→ WRITTEN TASK
Find the string "derecho" in the entries and copy each line that has it.

→ THE INPUT
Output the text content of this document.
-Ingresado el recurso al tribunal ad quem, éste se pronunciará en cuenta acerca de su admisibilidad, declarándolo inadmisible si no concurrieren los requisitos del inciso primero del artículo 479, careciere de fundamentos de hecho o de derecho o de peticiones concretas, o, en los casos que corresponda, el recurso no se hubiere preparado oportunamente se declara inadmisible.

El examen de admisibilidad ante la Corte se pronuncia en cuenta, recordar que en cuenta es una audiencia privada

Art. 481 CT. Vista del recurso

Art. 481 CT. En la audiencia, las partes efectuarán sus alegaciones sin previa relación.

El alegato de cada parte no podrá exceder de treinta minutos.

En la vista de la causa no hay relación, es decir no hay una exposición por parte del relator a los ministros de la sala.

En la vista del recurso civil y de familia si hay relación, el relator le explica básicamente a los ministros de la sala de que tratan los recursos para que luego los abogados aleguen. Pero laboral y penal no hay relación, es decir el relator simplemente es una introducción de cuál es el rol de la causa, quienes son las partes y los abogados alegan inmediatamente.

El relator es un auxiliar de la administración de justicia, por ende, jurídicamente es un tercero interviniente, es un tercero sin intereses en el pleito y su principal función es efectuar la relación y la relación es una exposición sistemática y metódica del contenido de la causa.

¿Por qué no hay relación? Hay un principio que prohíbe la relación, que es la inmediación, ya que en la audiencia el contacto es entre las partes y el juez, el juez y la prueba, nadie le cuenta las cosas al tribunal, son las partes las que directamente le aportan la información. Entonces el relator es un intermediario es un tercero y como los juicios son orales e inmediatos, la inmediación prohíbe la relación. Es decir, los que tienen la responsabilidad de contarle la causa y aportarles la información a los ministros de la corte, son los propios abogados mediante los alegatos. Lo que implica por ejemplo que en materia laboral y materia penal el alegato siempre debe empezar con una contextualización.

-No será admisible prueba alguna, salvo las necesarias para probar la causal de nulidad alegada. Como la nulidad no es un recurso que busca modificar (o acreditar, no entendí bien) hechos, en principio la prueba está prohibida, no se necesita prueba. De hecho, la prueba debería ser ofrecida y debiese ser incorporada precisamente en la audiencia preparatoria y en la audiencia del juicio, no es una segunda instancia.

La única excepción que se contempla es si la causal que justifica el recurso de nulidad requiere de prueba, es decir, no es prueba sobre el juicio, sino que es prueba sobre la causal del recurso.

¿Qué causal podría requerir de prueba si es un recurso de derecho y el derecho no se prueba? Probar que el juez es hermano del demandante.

→ SOLUTION FOR THIS PROBLEM
-Ingresado el recurso al tribunal ad quem, éste se pronunciará en cuenta acerca de su admisibilidad, declarándolo inadmisible si no concurrieren los requisitos del inciso primero del artículo 479, careciere de fundamentos de hecho o de derecho o de peticiones concretas, o, en los casos que corresponda, el recurso no se hubiere preparado oportunamente se declara inadmisible.
¿Qué causal podría requerir de prueba si es un recurso de derecho y el derecho no se prueba? Probar que el juez es hermano del demandante.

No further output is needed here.